#### What is expected:
All of the data below should be written out exactly.

— BEGIN Excerpted data —

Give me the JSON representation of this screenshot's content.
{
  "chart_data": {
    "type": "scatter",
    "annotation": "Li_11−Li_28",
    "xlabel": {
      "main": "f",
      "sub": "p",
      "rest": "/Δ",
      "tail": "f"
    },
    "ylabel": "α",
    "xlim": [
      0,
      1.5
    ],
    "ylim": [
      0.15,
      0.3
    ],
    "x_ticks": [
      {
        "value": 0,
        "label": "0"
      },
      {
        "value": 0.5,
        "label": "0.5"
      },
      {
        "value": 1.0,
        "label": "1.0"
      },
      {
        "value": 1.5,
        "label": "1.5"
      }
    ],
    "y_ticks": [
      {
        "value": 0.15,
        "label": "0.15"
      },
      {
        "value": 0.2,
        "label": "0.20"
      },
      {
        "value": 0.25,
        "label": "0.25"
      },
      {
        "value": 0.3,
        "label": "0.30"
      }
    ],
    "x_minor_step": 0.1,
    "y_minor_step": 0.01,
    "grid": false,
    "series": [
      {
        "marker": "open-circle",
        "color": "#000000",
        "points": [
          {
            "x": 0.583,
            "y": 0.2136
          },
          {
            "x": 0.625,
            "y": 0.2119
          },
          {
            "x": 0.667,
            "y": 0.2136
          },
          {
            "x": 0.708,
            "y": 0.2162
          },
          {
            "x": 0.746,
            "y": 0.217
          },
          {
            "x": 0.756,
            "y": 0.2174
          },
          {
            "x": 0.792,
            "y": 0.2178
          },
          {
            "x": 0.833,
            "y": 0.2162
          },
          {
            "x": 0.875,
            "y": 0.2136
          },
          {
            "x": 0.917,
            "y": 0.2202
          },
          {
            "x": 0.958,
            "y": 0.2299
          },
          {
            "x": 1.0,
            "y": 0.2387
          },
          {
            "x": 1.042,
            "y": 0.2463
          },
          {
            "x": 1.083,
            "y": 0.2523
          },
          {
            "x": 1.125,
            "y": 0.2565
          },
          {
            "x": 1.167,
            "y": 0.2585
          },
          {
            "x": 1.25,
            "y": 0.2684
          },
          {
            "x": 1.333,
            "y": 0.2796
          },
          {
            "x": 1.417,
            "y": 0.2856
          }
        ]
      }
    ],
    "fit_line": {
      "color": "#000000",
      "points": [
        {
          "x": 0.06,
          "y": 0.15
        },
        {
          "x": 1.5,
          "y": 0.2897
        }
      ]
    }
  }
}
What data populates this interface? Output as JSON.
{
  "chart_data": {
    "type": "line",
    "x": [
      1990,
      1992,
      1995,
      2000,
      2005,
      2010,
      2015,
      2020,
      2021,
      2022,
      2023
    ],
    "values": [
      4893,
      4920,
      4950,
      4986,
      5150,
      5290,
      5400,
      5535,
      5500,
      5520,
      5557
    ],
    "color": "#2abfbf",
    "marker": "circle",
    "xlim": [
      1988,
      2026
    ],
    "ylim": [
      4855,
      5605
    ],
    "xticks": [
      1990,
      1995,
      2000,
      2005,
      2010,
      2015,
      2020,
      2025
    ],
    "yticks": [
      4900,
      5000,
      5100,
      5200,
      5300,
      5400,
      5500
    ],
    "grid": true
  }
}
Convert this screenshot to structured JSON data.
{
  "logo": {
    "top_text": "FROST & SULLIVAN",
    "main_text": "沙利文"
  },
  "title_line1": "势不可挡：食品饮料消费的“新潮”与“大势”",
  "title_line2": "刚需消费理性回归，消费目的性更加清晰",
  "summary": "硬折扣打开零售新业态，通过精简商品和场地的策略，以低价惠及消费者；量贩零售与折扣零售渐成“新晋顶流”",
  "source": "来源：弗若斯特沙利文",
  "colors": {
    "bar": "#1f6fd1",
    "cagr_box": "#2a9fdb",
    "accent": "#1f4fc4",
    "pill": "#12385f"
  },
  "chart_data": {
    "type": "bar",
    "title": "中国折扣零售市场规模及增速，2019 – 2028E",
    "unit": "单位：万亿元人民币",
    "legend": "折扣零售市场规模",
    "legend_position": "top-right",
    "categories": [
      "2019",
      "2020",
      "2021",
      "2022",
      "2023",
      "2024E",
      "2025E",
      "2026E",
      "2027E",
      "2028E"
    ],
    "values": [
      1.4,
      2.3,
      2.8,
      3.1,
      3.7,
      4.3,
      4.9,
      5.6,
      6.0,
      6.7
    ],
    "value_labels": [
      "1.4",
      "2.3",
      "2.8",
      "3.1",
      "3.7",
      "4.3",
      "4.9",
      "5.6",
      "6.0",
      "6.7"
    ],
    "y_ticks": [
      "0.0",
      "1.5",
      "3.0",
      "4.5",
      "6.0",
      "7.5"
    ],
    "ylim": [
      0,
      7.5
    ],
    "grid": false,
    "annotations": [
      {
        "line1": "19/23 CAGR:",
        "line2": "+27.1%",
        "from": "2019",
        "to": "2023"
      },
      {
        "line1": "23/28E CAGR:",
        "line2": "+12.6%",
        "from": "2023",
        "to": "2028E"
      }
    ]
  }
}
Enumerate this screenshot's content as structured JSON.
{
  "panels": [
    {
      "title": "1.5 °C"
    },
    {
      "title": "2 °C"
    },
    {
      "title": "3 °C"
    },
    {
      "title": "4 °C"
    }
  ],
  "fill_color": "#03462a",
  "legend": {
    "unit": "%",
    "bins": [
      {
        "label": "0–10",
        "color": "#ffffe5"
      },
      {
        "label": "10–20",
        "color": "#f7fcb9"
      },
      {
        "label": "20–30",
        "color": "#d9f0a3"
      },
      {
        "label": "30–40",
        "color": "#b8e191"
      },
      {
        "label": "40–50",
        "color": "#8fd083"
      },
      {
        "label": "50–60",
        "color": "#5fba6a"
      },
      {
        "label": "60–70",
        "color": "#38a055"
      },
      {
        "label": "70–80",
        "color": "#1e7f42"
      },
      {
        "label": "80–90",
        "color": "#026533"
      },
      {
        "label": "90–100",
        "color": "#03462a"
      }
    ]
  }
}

— END Excerpted data —

#### Task output:
Give me the JSON representation of this screenshot's content.
{
  "chart_data": {
    "type": "scatter",
    "annotation": "Li_11−Li_28",
    "xlabel": {
      "main": "f",
      "sub": "p",
      "rest": "/Δ",
      "tail": "f"
    },
    "ylabel": "α",
    "xlim": [
      0,
      1.5
    ],
    "ylim": [
      0.15,
      0.3
    ],
    "x_ticks": [
      {
        "value": 0,
        "label": "0"
      },
      {
        "value": 0.5,
        "label": "0.5"
      },
      {
        "value": 1.0,
        "label": "1.0"
      },
      {
        "value": 1.5,
        "label": "1.5"
      }
    ],
    "y_ticks": [
      {
        "value": 0.15,
        "label": "0.15"
      },
      {
        "value": 0.2,
        "label": "0.20"
      },
      {
        "value": 0.25,
        "label": "0.25"
      },
      {
        "value": 0.3,
        "label": "0.30"
      }
    ],
    "x_minor_step": 0.1,
    "y_minor_step": 0.01,
    "grid": false,
    "series": [
      {
        "marker": "open-circle",
        "color": "#000000",
        "points": [
          {
            "x": 0.583,
            "y": 0.2136
          },
          {
            "x": 0.625,
            "y": 0.2119
          },
          {
            "x": 0.667,
            "y": 0.2136
          },
          {
            "x": 0.708,
            "y": 0.2162
          },
          {
            "x": 0.746,
            "y": 0.217
          },
          {
            "x": 0.756,
            "y": 0.2174
          },
          {
            "x": 0.792,
            "y": 0.2178
          },
          {
            "x": 0.833,
            "y": 0.2162
          },
          {
            "x": 0.875,
            "y": 0.2136
          },
          {
            "x": 0.917,
            "y": 0.2202
          },
          {
            "x": 0.958,
            "y": 0.2299
          },
          {
            "x": 1.0,
            "y": 0.2387
          },
          {
            "x": 1.042,
            "y": 0.2463
          },
          {
            "x": 1.083,
            "y": 0.2523
          },
          {
            "x": 1.125,
            "y": 0.2565
          },
          {
            "x": 1.167,
            "y": 0.2585
          },
          {
            "x": 1.25,
            "y": 0.2684
          },
          {
            "x": 1.333,
            "y": 0.2796
          },
          {
            "x": 1.417,
            "y": 0.2856
          }
        ]
      }
    ],
    "fit_line": {
      "color": "#000000",
      "points": [
        {
          "x": 0.06,
          "y": 0.15
        },
        {
          "x": 1.5,
          "y": 0.2897
        }
      ]
    }
  }
}
What data populates this interface? Output as JSON.
{
  "chart_data": {
    "type": "line",
    "x": [
      1990,
      1992,
      1995,
      2000,
      2005,
      2010,
      2015,
      2020,
      2021,
      2022,
      2023
    ],
    "values": [
      4893,
      4920,
      4950,
      4986,
      5150,
      5290,
      5400,
      5535,
      5500,
      5520,
      5557
    ],
    "color": "#2abfbf",
    "marker": "circle",
    "xlim": [
      1988,
      2026
    ],
    "ylim": [
      4855,
      5605
    ],
    "xticks": [
      1990,
      1995,
      2000,
      2005,
      2010,
      2015,
      2020,
      2025
    ],
    "yticks": [
      4900,
      5000,
      5100,
      5200,
      5300,
      5400,
      5500
    ],
    "grid": true
  }
}
Convert this screenshot to structured JSON data.
{
  "logo": {
    "top_text": "FROST & SULLIVAN",
    "main_text": "沙利文"
  },
  "title_line1": "势不可挡：食品饮料消费的“新潮”与“大势”",
  "title_line2": "刚需消费理性回归，消费目的性更加清晰",
  "summary": "硬折扣打开零售新业态，通过精简商品和场地的策略，以低价惠及消费者；量贩零售与折扣零售渐成“新晋顶流”",
  "source": "来源：弗若斯特沙利文",
  "colors": {
    "bar": "#1f6fd1",
    "cagr_box": "#2a9fdb",
    "accent": "#1f4fc4",
    "pill": "#12385f"
  },
  "chart_data": {
    "type": "bar",
    "title": "中国折扣零售市场规模及增速，2019 – 2028E",
    "unit": "单位：万亿元人民币",
    "legend": "折扣零售市场规模",
    "legend_position": "top-right",
    "categories": [
      "2019",
      "2020",
      "2021",
      "2022",
      "2023",
      "2024E",
      "2025E",
      "2026E",
      "2027E",
      "2028E"
    ],
    "values": [
      1.4,
      2.3,
      2.8,
      3.1,
      3.7,
      4.3,
      4.9,
      5.6,
      6.0,
      6.7
    ],
    "value_labels": [
      "1.4",
      "2.3",
      "2.8",
      "3.1",
      "3.7",
      "4.3",
      "4.9",
      "5.6",
      "6.0",
      "6.7"
    ],
    "y_ticks": [
      "0.0",
      "1.5",
      "3.0",
      "4.5",
      "6.0",
      "7.5"
    ],
    "ylim": [
      0,
      7.5
    ],
    "grid": false,
    "annotations": [
      {
        "line1": "19/23 CAGR:",
        "line2": "+27.1%",
        "from": "2019",
        "to": "2023"
      },
      {
        "line1": "23/28E CAGR:",
        "line2": "+12.6%",
        "from": "2023",
        "to": "2028E"
      }
    ]
  }
}
Enumerate this screenshot's content as structured JSON.
{
  "panels": [
    {
      "title": "1.5 °C"
    },
    {
      "title": "2 °C"
    },
    {
      "title": "3 °C"
    },
    {
      "title": "4 °C"
    }
  ],
  "fill_color": "#03462a",
  "legend": {
    "unit": "%",
    "bins": [
      {
        "label": "0–10",
        "color": "#ffffe5"
      },
      {
        "label": "10–20",
        "color": "#f7fcb9"
      },
      {
        "label": "20–30",
        "color": "#d9f0a3"
      },
      {
        "label": "30–40",
        "color": "#b8e191"
      },
      {
        "label": "40–50",
        "color": "#8fd083"
      },
      {
        "label": "50–60",
        "color": "#5fba6a"
      },
      {
        "label": "60–70",
        "color": "#38a055"
      },
      {
        "label": "70–80",
        "color": "#1e7f42"
      },
      {
        "label": "80–90",
        "color": "#026533"
      },
      {
        "label": "90–100",
        "color": "#03462a"
      }
    ]
  }
}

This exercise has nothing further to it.